WORK INSTRUCTIONS | Restate the whole listing word for word. Pictures are left out.

★ ★ ★

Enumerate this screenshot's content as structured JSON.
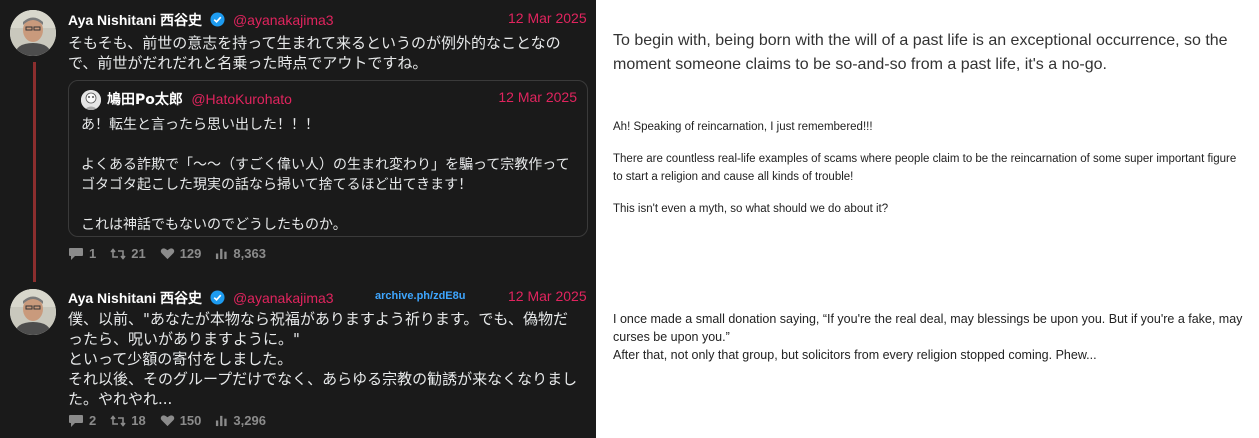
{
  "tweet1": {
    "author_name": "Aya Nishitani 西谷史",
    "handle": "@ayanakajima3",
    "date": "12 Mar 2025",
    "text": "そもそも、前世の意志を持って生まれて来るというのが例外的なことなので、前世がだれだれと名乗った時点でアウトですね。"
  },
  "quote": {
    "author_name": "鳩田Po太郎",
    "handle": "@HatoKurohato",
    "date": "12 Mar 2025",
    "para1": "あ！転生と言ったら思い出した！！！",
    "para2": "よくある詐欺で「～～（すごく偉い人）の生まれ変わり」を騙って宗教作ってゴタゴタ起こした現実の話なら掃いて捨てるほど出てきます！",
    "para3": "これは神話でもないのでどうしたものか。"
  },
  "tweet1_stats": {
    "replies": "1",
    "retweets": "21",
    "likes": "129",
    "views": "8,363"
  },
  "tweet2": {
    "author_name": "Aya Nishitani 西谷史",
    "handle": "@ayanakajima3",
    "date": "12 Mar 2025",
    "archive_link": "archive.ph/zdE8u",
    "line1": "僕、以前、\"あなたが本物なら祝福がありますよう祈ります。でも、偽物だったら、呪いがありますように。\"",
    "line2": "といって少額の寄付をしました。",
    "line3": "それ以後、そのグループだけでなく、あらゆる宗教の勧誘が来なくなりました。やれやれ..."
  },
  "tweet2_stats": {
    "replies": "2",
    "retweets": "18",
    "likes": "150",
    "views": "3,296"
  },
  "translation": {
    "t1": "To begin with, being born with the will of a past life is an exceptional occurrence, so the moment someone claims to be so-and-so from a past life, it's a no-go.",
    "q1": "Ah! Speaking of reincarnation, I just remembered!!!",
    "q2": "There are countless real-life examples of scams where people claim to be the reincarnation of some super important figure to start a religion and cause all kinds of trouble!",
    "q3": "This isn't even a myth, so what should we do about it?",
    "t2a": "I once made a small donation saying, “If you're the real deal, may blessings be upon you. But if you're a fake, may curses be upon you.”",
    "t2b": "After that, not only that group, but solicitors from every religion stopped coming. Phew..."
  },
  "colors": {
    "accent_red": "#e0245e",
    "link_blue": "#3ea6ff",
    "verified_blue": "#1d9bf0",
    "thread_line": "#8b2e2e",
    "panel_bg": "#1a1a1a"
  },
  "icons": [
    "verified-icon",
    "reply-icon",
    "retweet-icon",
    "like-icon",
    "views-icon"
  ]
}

★ ★ ★

ANSWER |
Enumerate this screenshot's content as structured JSON.
{
  "tweet1": {
    "author_name": "Aya Nishitani 西谷史",
    "handle": "@ayanakajima3",
    "date": "12 Mar 2025",
    "text": "そもそも、前世の意志を持って生まれて来るというのが例外的なことなので、前世がだれだれと名乗った時点でアウトですね。"
  },
  "quote": {
    "author_name": "鳩田Po太郎",
    "handle": "@HatoKurohato",
    "date": "12 Mar 2025",
    "para1": "あ！転生と言ったら思い出した！！！",
    "para2": "よくある詐欺で「～～（すごく偉い人）の生まれ変わり」を騙って宗教作ってゴタゴタ起こした現実の話なら掃いて捨てるほど出てきます！",
    "para3": "これは神話でもないのでどうしたものか。"
  },
  "tweet1_stats": {
    "replies": "1",
    "retweets": "21",
    "likes": "129",
    "views": "8,363"
  },
  "tweet2": {
    "author_name": "Aya Nishitani 西谷史",
    "handle": "@ayanakajima3",
    "date": "12 Mar 2025",
    "archive_link": "archive.ph/zdE8u",
    "line1": "僕、以前、\"あなたが本物なら祝福がありますよう祈ります。でも、偽物だったら、呪いがありますように。\"",
    "line2": "といって少額の寄付をしました。",
    "line3": "それ以後、そのグループだけでなく、あらゆる宗教の勧誘が来なくなりました。やれやれ..."
  },
  "tweet2_stats": {
    "replies": "2",
    "retweets": "18",
    "likes": "150",
    "views": "3,296"
  },
  "translation": {
    "t1": "To begin with, being born with the will of a past life is an exceptional occurrence, so the moment someone claims to be so-and-so from a past life, it's a no-go.",
    "q1": "Ah! Speaking of reincarnation, I just remembered!!!",
    "q2": "There are countless real-life examples of scams where people claim to be the reincarnation of some super important figure to start a religion and cause all kinds of trouble!",
    "q3": "This isn't even a myth, so what should we do about it?",
    "t2a": "I once made a small donation saying, “If you're the real deal, may blessings be upon you. But if you're a fake, may curses be upon you.”",
    "t2b": "After that, not only that group, but solicitors from every religion stopped coming. Phew..."
  },
  "colors": {
    "accent_red": "#e0245e",
    "link_blue": "#3ea6ff",
    "verified_blue": "#1d9bf0",
    "thread_line": "#8b2e2e",
    "panel_bg": "#1a1a1a"
  },
  "icons": [
    "verified-icon",
    "reply-icon",
    "retweet-icon",
    "like-icon",
    "views-icon"
  ]
}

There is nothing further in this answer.